## Given task
Show all lines holding the string "JSON".

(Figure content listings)
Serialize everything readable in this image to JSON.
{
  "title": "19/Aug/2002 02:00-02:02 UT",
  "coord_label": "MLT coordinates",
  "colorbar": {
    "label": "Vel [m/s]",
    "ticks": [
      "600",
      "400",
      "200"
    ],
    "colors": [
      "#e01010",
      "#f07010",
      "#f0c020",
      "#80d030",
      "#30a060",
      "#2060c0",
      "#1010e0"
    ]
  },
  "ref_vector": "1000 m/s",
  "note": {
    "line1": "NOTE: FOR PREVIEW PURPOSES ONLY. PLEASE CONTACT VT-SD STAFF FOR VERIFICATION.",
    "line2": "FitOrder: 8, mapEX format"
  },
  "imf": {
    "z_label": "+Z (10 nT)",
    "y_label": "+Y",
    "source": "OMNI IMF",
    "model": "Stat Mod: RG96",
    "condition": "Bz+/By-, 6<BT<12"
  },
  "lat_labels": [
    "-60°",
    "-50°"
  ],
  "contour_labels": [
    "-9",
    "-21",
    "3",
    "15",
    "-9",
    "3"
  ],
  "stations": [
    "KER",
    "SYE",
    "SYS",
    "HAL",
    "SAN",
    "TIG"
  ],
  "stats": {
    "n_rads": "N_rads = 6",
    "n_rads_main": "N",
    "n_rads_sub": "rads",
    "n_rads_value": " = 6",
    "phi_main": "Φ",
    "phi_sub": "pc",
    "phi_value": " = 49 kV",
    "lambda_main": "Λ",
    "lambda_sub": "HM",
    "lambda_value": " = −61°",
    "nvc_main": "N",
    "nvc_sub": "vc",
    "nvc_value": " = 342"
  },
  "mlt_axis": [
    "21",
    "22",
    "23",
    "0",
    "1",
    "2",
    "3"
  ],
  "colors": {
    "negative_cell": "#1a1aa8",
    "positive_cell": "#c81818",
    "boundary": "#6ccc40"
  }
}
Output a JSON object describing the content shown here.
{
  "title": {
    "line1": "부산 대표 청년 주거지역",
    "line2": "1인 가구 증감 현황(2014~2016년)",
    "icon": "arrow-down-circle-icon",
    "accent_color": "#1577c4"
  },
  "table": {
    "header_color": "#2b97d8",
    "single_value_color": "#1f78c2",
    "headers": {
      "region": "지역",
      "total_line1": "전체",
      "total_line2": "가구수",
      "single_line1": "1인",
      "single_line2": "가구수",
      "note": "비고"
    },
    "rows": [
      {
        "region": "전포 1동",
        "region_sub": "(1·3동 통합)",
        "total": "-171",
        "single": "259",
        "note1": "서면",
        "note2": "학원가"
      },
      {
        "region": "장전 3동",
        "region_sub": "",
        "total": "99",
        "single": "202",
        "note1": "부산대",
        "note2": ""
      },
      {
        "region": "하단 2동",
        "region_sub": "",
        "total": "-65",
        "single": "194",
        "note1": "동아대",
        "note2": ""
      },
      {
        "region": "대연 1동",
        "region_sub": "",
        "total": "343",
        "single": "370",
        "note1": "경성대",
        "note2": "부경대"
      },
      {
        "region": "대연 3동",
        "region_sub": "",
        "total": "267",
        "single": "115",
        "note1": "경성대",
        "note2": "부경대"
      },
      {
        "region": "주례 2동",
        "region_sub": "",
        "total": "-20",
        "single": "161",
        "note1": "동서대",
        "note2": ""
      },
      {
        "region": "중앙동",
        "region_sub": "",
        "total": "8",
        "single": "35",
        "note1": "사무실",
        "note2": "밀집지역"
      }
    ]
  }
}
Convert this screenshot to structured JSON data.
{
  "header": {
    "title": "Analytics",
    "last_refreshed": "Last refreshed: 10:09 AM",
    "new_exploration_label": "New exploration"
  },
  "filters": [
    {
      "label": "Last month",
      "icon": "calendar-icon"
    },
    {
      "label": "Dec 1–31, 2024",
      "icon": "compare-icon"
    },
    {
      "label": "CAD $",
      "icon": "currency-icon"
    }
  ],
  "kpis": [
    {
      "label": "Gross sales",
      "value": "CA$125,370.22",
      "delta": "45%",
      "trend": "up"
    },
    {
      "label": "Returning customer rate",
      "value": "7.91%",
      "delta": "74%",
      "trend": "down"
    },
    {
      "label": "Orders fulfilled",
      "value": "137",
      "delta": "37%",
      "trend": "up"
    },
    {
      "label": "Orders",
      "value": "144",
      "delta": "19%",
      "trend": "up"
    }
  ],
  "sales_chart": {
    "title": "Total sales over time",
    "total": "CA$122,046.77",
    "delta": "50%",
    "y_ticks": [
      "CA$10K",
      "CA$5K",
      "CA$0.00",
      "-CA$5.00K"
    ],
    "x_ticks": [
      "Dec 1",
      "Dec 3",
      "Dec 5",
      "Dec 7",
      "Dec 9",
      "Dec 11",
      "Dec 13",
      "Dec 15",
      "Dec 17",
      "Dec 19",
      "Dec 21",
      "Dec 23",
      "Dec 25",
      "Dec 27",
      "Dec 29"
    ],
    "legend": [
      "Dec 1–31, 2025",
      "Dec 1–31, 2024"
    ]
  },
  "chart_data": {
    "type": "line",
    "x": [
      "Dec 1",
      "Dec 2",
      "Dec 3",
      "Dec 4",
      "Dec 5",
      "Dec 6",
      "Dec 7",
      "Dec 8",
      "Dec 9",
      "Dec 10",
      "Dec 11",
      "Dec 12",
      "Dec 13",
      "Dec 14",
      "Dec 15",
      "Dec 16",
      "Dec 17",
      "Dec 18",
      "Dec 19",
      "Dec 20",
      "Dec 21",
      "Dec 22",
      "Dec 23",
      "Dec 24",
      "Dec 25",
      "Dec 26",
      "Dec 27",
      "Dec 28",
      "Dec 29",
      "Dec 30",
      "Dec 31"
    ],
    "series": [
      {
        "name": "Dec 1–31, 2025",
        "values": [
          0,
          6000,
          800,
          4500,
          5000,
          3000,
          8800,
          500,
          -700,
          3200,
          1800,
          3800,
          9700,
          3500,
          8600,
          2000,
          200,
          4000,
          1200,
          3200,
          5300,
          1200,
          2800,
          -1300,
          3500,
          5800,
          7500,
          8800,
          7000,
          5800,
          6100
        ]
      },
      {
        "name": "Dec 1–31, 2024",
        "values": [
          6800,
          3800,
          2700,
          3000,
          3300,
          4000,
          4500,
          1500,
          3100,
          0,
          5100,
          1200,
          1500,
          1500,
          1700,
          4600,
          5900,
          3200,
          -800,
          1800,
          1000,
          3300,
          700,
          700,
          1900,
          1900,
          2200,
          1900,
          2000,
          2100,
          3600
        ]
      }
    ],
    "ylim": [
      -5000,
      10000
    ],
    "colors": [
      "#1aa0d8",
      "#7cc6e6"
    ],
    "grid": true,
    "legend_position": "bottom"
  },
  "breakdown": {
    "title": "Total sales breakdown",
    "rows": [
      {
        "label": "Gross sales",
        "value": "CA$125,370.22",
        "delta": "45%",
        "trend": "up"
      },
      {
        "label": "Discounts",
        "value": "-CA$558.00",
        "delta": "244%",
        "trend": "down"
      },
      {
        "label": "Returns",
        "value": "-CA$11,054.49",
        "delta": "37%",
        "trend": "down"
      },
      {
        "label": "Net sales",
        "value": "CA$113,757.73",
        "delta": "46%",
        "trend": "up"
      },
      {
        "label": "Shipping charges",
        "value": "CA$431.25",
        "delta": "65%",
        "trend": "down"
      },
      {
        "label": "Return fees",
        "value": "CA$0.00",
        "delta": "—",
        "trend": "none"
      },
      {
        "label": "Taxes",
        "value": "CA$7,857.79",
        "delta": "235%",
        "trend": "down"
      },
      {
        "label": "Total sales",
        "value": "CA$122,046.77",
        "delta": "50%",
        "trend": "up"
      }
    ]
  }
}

## Written answer
Serialize everything readable in this image to JSON.
Output a JSON object describing the content shown here.
Convert this screenshot to structured JSON data.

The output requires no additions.